The 1916 Georgia Bulldogs football team represented the University of Georgia during the 1916 Southern Intercollegiate Athletic Association football season. Led by seventh-year head coach W. A. Cunningham, the Bulldogs compiled an overall record of 6–3 with a mark of 5–2 in SIAA play. Tom Thrash was the team captain.

Schedule

Game summaries

The Citadel
To open the season, Georgia gave The Citadel the team's only loss

Clemson
In the second week of play, Georgia beat Clemson.

Florida

Sources:

Georgia beat the winless Florida Gators 21–0 in Athens. The contest was scoreless in the first half. Georgia had to send in two stars who were resting with dislocated shoulders. Walter Neville scored the game's first touchdown.

The starting lineup was Pew (left end), Thrash (left tackle), Ferguson (left guard), Garmany (center), Beaseley (right guard), Wingate (right tackle), Tate (right end), Dessendorff (quarterback), Coleman (left halfback), McLaws (right halfback), Neville (fullback).

■ Instruction: Retype the passage from the 1916 Georgia Bulldogs football article above word for word, beginning at the words "Game summaries" and stopping after "game's first touchdown.".

■ Saved entries:
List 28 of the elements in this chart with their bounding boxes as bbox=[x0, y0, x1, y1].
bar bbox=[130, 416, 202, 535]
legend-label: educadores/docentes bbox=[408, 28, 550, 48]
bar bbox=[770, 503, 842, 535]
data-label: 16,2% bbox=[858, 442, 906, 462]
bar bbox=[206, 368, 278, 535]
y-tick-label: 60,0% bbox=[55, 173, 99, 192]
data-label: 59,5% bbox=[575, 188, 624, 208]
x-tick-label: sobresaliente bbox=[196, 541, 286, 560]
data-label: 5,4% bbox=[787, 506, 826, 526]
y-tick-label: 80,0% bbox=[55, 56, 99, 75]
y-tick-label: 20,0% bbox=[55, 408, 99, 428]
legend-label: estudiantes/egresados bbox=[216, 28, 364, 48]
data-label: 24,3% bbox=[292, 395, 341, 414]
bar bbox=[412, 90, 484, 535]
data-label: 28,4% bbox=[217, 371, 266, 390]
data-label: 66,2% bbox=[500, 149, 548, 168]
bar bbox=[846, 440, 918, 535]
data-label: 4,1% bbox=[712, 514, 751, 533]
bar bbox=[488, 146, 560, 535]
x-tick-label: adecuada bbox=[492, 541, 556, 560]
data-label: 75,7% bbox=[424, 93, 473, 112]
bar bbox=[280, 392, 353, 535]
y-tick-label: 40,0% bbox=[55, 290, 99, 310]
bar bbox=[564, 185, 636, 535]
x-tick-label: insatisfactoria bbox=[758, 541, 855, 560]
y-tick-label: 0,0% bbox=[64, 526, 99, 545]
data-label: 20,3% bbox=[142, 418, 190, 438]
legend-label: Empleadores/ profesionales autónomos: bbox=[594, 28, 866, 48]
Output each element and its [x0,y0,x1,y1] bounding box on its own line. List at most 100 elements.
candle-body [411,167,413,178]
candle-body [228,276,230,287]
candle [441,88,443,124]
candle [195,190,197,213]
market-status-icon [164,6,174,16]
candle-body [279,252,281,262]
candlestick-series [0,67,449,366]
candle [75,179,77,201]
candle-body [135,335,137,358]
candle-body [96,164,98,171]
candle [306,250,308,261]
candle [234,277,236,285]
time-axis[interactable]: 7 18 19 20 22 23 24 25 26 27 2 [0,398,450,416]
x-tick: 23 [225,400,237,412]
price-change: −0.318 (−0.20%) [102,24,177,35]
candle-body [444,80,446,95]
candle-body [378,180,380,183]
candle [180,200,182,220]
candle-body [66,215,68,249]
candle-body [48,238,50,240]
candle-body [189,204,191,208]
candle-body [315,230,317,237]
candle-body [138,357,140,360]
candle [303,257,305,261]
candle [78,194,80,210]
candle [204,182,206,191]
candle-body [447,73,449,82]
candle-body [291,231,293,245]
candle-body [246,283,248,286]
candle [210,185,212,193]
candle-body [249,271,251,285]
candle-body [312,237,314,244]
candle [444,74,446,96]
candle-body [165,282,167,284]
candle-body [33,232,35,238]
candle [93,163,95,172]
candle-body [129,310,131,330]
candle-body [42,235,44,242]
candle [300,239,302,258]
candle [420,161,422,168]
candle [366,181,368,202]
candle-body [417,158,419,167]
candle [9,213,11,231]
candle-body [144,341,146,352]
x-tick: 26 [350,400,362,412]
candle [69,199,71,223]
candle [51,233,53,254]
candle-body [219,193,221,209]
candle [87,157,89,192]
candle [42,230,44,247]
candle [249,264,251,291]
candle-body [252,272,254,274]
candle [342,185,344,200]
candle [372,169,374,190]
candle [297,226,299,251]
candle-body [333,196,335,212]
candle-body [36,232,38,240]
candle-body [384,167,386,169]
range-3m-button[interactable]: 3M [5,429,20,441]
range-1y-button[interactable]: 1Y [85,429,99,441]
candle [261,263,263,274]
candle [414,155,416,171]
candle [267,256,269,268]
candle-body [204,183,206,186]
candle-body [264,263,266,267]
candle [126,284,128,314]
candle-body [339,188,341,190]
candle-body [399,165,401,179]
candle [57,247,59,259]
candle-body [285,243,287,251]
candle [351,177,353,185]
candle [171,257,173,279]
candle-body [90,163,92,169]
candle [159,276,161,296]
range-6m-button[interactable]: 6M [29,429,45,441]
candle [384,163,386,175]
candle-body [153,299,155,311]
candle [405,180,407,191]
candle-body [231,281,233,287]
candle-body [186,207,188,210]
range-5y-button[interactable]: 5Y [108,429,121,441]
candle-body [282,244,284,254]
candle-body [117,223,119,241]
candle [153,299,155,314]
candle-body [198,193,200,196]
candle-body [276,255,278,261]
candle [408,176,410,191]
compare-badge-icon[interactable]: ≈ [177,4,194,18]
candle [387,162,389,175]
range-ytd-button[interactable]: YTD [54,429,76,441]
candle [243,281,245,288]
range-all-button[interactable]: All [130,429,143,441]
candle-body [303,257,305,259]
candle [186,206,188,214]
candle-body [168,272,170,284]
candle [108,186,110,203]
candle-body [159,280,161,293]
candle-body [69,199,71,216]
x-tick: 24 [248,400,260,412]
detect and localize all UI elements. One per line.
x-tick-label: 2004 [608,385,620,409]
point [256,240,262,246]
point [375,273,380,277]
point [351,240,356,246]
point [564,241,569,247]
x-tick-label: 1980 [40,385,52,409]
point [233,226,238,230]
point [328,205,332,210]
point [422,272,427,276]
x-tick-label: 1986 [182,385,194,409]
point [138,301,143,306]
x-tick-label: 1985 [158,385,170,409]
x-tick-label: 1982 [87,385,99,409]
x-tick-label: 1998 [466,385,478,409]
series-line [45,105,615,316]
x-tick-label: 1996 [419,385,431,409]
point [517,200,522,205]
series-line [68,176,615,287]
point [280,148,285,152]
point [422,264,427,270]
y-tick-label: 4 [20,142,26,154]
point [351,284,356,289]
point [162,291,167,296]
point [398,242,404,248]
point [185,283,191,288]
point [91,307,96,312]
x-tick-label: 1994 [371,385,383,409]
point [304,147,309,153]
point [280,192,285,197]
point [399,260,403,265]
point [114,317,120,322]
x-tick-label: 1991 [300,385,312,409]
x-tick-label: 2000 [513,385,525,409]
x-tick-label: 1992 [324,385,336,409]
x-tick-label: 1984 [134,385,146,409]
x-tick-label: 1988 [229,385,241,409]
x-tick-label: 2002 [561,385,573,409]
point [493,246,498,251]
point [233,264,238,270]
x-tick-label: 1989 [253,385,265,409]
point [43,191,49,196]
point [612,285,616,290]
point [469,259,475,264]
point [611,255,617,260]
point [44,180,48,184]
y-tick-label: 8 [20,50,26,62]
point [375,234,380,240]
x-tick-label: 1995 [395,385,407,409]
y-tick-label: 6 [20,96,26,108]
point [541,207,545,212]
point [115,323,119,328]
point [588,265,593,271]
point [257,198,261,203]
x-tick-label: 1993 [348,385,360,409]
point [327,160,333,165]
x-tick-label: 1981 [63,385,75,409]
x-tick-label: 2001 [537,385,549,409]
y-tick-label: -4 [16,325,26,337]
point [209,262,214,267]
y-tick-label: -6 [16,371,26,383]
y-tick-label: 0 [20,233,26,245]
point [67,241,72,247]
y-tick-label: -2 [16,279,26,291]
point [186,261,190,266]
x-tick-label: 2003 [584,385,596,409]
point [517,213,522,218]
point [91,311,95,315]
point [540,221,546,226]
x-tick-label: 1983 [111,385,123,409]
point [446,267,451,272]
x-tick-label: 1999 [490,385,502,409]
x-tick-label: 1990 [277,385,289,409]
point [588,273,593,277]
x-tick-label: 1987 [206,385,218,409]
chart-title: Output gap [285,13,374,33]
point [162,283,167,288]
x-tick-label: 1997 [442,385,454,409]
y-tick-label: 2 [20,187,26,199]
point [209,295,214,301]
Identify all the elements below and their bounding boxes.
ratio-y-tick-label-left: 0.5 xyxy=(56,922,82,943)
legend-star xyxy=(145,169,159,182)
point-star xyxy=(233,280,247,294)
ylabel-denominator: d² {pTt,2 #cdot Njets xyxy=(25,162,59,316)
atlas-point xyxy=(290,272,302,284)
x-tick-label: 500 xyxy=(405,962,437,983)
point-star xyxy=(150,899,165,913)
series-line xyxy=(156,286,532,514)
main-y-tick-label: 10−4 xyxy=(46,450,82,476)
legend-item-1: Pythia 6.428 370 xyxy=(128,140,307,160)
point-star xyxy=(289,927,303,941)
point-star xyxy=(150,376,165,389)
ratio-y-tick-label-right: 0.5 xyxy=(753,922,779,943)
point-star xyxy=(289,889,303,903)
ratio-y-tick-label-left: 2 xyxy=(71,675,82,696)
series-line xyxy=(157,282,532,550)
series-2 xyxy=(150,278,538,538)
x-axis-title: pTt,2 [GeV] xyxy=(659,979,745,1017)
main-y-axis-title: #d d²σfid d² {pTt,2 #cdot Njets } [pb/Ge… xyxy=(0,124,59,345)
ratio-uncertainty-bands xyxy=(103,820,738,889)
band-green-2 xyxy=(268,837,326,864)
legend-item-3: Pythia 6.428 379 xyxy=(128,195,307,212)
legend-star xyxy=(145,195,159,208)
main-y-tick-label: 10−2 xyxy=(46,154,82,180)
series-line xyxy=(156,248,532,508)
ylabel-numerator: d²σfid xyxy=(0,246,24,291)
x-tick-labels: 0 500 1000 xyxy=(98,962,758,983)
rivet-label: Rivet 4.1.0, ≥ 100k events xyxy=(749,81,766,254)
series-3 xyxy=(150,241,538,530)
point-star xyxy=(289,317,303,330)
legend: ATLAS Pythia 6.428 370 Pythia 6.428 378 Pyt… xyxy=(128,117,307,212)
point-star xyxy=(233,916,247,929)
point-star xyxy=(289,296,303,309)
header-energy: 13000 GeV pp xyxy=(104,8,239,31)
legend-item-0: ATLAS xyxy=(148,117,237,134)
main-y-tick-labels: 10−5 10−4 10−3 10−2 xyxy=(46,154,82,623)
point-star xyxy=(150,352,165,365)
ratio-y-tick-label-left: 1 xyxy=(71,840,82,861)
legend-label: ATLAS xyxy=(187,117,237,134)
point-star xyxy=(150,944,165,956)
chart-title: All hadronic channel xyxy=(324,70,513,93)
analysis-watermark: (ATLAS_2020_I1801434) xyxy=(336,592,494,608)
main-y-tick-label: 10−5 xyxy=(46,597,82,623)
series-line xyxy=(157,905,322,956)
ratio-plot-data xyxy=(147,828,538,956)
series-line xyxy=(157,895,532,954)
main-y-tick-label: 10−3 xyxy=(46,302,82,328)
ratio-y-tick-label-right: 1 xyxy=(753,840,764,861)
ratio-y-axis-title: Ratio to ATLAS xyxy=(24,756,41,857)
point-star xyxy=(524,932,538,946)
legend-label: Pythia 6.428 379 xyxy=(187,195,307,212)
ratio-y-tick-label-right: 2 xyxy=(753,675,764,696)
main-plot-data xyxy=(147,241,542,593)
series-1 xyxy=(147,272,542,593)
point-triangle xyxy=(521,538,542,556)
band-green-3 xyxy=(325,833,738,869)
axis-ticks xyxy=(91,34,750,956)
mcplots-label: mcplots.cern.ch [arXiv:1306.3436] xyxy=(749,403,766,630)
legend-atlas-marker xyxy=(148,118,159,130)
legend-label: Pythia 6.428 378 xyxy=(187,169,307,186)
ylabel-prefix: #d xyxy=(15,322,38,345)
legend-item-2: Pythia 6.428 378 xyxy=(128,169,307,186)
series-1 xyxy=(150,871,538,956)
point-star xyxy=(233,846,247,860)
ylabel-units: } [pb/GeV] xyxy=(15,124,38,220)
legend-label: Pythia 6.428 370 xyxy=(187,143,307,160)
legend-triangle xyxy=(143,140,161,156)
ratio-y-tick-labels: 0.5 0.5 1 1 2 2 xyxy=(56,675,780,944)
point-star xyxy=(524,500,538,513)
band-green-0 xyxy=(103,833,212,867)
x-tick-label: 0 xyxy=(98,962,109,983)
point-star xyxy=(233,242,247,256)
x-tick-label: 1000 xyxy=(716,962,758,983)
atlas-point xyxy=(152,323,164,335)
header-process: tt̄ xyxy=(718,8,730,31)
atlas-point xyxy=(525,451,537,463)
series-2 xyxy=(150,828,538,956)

■ The response:
Game summaries

The Citadel
To open the season, Georgia gave The Citadel the team's only loss

Clemson
In the second week of play, Georgia beat Clemson.

Florida

Sources:

Georgia beat the winless Florida Gators 21–0 in Athens. The contest was scoreless in the first half. Georgia had to send in two stars who were resting with dislocated shoulders. Walter Neville scored the game's first touchdown.